Task to carry out: Copy the items from the beginning through the line containing "x-tick-label-2028: 2028 (790, 485, 826, 502)", swapping "interactable" for "clickable" and leaving everything else unchanged.

## Start Input rows

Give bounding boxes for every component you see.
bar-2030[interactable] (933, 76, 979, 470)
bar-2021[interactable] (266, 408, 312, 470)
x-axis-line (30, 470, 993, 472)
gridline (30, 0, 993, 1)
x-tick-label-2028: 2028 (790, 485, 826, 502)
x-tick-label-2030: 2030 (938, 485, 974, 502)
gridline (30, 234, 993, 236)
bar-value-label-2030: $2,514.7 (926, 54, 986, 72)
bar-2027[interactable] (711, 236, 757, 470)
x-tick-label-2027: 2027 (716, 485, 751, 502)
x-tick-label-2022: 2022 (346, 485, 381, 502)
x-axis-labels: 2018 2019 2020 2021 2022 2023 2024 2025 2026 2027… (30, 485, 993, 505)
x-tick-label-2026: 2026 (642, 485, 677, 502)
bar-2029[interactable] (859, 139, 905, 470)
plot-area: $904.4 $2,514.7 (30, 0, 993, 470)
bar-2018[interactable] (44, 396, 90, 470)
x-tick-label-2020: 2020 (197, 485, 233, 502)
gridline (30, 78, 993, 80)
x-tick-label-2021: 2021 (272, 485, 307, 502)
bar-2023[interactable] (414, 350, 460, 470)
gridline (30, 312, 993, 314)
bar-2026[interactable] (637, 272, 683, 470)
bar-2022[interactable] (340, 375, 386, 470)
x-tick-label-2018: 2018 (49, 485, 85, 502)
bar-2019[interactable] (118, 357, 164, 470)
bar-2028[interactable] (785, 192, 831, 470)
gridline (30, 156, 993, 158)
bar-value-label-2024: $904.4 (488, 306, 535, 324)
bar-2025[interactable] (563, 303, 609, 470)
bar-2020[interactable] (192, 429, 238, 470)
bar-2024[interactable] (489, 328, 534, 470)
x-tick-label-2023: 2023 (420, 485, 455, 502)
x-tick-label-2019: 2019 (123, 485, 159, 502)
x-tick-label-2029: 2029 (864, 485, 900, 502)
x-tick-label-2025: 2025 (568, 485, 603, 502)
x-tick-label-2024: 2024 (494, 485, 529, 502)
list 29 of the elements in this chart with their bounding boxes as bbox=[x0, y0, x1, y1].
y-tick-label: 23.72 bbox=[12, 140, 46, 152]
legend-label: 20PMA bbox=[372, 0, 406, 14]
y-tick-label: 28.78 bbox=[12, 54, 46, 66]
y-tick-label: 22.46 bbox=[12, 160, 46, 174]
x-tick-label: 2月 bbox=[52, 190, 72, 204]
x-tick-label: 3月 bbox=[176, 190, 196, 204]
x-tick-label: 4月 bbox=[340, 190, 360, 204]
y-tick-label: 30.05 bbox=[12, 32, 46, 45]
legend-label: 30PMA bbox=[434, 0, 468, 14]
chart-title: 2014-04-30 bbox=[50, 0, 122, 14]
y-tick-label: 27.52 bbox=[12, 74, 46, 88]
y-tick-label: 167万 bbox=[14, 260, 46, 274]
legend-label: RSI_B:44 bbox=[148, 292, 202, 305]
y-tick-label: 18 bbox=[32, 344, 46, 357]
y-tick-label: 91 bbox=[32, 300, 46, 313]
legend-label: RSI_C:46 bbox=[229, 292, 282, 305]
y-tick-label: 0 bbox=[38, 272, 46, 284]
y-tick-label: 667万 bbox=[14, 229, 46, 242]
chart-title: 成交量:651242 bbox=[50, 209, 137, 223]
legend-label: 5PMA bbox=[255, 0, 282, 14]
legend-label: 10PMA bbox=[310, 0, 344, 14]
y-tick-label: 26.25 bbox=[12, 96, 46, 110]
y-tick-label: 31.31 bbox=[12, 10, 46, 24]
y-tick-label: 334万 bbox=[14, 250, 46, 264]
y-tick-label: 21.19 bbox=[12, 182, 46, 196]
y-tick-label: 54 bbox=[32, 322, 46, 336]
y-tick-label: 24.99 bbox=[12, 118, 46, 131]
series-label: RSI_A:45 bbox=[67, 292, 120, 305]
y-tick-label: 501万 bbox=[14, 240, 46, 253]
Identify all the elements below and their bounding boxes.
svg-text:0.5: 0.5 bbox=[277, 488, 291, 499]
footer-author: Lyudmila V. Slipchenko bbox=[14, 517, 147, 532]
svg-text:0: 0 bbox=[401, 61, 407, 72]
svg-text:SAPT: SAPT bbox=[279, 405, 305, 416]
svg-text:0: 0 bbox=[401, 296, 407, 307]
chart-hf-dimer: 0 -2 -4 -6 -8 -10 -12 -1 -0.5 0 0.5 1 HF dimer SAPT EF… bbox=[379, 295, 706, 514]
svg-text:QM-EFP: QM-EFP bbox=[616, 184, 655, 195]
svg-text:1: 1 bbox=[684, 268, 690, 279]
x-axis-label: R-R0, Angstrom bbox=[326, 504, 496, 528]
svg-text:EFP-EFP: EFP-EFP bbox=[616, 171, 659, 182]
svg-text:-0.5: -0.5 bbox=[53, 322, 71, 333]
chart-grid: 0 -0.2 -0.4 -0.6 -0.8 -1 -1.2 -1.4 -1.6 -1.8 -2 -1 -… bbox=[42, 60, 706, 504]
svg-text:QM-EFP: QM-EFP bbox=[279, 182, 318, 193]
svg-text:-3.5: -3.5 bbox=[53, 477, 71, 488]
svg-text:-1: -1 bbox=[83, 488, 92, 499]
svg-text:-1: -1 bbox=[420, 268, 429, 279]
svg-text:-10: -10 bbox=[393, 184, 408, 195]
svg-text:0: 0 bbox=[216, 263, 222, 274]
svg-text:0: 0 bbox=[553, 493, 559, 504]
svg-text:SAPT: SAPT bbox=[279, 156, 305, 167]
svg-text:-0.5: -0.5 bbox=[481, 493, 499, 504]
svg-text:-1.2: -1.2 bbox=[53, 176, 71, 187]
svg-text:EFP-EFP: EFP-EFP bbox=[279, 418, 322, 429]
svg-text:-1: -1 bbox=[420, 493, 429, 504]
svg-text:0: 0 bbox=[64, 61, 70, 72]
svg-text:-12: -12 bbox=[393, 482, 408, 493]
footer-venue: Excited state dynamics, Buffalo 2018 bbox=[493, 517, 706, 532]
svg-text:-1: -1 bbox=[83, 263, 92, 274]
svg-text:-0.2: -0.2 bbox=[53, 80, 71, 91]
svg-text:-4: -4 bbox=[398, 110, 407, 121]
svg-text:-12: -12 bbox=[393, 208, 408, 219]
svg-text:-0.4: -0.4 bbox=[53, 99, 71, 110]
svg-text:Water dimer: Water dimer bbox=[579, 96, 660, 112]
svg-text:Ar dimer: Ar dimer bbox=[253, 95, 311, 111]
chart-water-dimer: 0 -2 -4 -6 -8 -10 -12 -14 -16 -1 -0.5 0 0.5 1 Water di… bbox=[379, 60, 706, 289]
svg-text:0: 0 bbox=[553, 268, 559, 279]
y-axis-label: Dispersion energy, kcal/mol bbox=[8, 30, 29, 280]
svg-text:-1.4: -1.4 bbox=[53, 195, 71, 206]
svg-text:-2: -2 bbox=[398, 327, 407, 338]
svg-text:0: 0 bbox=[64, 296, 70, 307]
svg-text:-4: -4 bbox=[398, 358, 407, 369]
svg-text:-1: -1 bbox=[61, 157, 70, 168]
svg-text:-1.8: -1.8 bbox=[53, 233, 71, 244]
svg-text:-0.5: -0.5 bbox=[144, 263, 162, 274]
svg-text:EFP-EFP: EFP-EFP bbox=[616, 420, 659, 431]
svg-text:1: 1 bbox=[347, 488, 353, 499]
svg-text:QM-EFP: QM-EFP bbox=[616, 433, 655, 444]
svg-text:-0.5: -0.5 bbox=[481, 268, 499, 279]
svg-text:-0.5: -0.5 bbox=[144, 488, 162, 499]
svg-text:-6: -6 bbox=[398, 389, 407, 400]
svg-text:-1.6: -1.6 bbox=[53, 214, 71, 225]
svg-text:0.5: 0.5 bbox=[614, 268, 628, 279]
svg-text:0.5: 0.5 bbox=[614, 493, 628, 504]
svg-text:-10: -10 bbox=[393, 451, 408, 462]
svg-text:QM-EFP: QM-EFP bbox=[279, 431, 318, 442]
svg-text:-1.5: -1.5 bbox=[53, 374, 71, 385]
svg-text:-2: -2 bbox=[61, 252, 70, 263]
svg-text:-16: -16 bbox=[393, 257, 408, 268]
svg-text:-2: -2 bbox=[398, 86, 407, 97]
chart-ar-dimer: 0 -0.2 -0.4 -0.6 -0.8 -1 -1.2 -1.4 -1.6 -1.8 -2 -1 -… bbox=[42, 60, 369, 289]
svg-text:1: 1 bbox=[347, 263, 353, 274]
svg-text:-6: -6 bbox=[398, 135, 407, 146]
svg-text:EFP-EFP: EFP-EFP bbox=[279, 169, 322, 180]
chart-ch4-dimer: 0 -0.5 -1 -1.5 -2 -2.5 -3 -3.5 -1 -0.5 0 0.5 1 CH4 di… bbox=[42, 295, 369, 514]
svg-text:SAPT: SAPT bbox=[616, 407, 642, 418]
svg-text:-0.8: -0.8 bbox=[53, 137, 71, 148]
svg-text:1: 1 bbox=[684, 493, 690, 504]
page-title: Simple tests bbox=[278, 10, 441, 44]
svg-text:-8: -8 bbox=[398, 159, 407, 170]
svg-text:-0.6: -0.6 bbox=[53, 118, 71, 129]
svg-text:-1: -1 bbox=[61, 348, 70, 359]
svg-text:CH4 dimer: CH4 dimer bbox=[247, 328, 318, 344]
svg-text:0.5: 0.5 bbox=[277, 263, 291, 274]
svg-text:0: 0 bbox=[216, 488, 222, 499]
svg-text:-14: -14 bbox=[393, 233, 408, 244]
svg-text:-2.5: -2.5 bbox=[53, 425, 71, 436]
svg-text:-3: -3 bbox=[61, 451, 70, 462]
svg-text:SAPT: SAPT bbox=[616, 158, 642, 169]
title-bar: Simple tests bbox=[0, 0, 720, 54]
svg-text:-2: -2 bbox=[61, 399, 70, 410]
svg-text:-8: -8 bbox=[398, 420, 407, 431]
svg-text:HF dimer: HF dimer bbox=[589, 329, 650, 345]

## End Input rows

Output of the task:
Give bounding boxes for every component you see.
bar-2030[clickable] (933, 76, 979, 470)
bar-2021[clickable] (266, 408, 312, 470)
x-axis-line (30, 470, 993, 472)
gridline (30, 0, 993, 1)
x-tick-label-2028: 2028 (790, 485, 826, 502)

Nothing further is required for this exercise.